WRITTEN INSTRUCTION: Your task is to count the lines of the entries below that include the word "screenshot" and to give only the resulting number.

SOURCE DATA:
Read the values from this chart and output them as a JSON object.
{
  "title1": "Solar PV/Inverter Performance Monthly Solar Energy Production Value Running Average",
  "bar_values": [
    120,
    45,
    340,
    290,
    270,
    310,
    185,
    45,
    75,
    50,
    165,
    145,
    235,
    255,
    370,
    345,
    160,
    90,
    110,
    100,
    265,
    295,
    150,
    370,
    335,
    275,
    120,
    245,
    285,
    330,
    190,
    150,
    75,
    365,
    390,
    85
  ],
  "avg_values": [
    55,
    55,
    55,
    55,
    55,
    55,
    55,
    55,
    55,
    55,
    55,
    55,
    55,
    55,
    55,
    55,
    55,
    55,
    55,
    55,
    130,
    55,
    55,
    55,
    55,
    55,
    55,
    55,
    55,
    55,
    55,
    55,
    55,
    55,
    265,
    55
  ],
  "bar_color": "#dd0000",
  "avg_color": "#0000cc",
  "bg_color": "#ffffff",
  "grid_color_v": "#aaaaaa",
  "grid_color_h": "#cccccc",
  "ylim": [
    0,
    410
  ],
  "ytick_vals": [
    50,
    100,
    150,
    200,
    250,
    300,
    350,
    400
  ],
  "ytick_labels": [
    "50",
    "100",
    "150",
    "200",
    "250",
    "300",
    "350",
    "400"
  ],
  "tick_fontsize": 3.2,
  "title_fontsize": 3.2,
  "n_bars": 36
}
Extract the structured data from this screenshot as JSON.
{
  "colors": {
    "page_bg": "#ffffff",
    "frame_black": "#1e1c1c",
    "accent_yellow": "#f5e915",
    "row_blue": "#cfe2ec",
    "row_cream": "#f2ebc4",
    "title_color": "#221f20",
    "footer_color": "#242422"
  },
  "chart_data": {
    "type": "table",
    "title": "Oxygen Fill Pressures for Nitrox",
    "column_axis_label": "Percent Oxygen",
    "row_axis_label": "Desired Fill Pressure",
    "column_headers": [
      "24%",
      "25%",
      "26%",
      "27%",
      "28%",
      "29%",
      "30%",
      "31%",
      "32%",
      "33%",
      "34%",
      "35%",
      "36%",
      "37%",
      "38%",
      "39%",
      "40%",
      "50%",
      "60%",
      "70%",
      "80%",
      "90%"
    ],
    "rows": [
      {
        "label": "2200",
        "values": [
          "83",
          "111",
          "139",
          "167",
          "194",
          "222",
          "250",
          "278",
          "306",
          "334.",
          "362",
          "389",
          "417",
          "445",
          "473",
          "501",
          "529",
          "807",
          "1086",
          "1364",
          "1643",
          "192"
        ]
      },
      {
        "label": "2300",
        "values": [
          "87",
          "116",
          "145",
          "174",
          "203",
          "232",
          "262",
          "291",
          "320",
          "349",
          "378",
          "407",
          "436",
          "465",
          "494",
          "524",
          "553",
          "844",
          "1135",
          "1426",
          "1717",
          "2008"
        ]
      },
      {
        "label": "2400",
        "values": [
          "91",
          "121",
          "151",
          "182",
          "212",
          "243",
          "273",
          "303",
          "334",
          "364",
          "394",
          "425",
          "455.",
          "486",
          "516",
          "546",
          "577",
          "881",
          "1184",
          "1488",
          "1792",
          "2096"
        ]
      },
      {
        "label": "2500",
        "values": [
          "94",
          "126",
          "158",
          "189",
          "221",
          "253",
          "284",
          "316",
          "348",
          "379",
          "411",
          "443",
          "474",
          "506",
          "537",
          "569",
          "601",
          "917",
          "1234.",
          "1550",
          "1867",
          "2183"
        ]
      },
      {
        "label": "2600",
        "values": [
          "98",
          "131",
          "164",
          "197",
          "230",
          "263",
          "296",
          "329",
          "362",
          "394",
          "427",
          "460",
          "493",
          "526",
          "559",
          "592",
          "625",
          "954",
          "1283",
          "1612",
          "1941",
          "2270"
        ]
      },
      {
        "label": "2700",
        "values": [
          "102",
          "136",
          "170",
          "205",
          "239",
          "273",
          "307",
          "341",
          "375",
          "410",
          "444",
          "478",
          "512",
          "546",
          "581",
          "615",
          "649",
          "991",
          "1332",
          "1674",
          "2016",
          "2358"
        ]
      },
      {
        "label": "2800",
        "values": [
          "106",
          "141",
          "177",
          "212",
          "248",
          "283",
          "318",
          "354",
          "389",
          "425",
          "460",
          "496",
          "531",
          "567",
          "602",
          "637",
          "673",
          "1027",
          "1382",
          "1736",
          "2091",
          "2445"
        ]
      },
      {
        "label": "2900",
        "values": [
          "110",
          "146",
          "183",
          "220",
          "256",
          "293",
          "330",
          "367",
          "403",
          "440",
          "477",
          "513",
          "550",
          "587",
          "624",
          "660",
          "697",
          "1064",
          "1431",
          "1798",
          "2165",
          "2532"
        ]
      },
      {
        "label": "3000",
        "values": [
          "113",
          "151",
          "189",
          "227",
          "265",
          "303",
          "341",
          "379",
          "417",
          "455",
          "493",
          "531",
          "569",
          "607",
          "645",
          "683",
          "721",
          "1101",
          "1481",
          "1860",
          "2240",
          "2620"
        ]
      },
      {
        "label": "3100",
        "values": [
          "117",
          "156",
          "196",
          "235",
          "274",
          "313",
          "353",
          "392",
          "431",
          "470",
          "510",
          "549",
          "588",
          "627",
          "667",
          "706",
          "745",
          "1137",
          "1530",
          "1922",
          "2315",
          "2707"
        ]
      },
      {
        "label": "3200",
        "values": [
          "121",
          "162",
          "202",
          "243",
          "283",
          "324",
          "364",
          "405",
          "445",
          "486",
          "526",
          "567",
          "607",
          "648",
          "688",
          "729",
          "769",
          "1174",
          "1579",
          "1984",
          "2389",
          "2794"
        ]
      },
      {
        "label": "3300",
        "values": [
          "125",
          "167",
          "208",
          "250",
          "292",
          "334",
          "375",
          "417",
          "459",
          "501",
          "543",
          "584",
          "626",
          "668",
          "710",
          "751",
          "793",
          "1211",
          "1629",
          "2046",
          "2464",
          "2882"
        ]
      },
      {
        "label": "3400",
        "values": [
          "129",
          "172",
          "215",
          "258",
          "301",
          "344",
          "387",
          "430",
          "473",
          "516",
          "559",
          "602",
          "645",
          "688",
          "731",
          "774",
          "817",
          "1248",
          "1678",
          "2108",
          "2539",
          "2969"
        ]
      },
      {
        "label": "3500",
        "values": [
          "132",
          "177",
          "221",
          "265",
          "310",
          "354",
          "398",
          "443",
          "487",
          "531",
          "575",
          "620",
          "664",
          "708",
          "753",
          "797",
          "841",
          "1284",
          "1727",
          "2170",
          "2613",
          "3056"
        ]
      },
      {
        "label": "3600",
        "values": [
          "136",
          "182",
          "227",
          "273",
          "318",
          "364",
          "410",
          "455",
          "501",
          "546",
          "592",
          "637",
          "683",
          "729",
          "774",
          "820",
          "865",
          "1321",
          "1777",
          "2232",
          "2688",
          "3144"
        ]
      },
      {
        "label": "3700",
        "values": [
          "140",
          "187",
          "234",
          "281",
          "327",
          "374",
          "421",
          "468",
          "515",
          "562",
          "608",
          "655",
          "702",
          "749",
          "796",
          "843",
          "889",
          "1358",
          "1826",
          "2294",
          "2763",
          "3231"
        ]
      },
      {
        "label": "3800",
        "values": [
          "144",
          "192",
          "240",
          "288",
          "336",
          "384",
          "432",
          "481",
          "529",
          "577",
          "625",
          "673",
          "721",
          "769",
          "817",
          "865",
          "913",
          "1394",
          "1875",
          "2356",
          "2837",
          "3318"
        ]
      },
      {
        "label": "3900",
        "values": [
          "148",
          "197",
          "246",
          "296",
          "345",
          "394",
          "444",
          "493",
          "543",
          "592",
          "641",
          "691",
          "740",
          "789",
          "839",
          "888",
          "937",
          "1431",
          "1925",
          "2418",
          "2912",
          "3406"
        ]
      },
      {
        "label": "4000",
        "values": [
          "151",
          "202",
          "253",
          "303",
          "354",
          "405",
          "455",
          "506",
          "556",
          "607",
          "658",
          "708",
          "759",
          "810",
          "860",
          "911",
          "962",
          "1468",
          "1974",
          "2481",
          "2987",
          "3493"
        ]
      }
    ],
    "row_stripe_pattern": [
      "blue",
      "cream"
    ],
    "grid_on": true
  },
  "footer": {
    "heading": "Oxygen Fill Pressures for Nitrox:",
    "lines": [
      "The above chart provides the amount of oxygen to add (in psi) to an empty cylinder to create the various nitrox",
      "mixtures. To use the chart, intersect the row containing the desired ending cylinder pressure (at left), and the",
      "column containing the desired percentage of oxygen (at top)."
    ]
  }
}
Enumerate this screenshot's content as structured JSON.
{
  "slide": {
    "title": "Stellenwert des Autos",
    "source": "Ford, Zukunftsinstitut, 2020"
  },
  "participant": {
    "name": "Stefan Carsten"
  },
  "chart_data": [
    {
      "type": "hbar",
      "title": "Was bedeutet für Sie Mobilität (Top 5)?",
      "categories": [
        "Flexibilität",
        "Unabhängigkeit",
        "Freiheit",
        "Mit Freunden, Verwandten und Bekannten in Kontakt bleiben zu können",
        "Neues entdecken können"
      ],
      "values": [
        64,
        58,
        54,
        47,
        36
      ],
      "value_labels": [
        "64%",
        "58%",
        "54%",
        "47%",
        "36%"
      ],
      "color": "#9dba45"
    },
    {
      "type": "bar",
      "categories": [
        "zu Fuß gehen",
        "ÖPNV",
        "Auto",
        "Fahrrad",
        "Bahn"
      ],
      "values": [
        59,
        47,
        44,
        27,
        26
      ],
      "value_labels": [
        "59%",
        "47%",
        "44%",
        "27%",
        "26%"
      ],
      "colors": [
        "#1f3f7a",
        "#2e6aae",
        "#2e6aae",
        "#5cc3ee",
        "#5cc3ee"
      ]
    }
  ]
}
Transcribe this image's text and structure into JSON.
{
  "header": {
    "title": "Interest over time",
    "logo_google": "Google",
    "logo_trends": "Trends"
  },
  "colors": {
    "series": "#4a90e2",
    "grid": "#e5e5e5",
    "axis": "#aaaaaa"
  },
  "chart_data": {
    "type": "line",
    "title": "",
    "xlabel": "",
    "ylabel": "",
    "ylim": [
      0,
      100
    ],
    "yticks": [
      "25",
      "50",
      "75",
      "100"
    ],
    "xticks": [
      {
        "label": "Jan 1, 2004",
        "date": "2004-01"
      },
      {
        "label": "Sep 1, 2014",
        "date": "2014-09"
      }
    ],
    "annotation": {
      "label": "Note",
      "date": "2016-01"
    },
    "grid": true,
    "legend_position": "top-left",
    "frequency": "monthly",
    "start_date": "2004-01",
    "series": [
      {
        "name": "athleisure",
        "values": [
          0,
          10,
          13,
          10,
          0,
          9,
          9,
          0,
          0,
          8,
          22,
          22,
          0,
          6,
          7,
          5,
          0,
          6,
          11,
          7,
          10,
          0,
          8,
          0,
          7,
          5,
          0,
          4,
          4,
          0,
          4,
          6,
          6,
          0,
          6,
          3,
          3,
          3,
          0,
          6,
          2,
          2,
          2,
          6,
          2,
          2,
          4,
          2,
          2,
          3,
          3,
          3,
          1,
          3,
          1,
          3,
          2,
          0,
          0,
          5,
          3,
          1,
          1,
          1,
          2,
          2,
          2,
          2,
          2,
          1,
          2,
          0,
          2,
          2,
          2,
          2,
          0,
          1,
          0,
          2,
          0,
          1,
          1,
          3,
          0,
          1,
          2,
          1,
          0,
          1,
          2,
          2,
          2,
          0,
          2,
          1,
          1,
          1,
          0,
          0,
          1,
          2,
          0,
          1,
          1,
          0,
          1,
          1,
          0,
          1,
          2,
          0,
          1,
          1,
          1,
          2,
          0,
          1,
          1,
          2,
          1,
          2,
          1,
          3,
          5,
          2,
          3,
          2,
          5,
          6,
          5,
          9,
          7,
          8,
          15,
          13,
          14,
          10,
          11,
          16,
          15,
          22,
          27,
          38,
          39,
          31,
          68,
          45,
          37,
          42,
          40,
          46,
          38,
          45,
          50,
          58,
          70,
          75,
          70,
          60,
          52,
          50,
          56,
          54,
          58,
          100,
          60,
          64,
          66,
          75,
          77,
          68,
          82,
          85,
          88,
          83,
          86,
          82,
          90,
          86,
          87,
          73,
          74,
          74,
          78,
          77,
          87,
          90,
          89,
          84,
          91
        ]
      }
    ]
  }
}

RESULT BELOW: 2